• Dataset records
## START
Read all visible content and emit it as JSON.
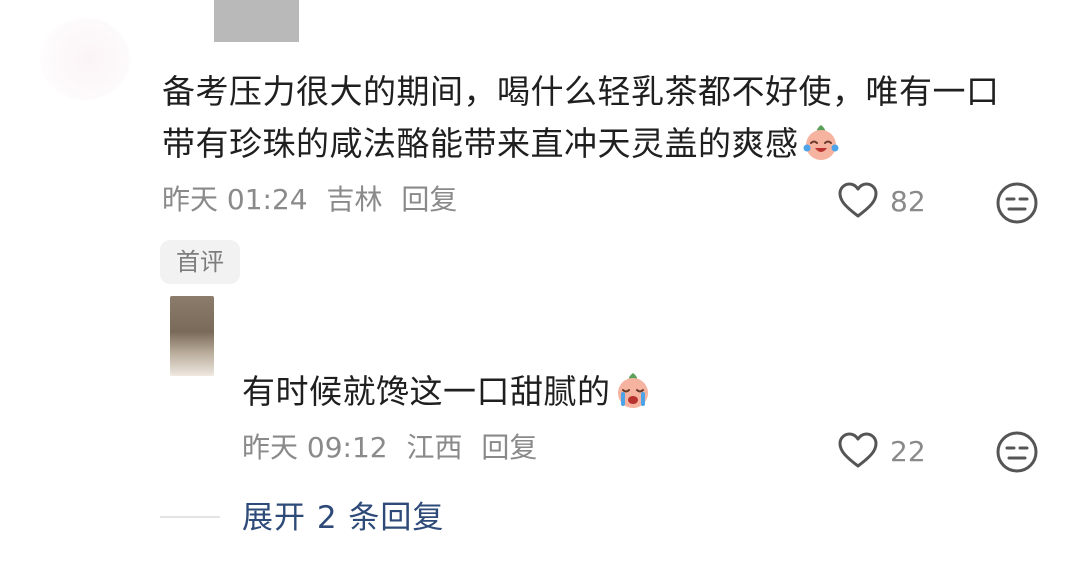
{
  "comment": {
    "text_line1": "备考压力很大的期间，喝什么轻乳茶都不好使，唯有一口",
    "text_line2": "带有珍珠的咸法酪能带来直冲天灵盖的爽感",
    "time": "昨天 01:24",
    "location": "吉林",
    "reply_label": "回复",
    "like_count": "82",
    "badge": "首评",
    "emoji": "laughing-crying-peach-emoji"
  },
  "reply": {
    "text": "有时候就馋这一口甜腻的",
    "time": "昨天 09:12",
    "location": "江西",
    "reply_label": "回复",
    "like_count": "22",
    "emoji": "crying-peach-emoji"
  },
  "expand": {
    "label": "展开 2 条回复"
  },
  "colors": {
    "meta_gray": "#8a8a8a",
    "link_blue": "#2d4a78",
    "badge_bg": "#f2f2f2"
  }
}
## END
• TASK DESCRIPTION
Pictures are excluded; repeat every record exactly.

• EXERCISE RESULT
Read all visible content and emit it as JSON.
{
  "comment": {
    "text_line1": "备考压力很大的期间，喝什么轻乳茶都不好使，唯有一口",
    "text_line2": "带有珍珠的咸法酪能带来直冲天灵盖的爽感",
    "time": "昨天 01:24",
    "location": "吉林",
    "reply_label": "回复",
    "like_count": "82",
    "badge": "首评",
    "emoji": "laughing-crying-peach-emoji"
  },
  "reply": {
    "text": "有时候就馋这一口甜腻的",
    "time": "昨天 09:12",
    "location": "江西",
    "reply_label": "回复",
    "like_count": "22",
    "emoji": "crying-peach-emoji"
  },
  "expand": {
    "label": "展开 2 条回复"
  },
  "colors": {
    "meta_gray": "#8a8a8a",
    "link_blue": "#2d4a78",
    "badge_bg": "#f2f2f2"
  }
}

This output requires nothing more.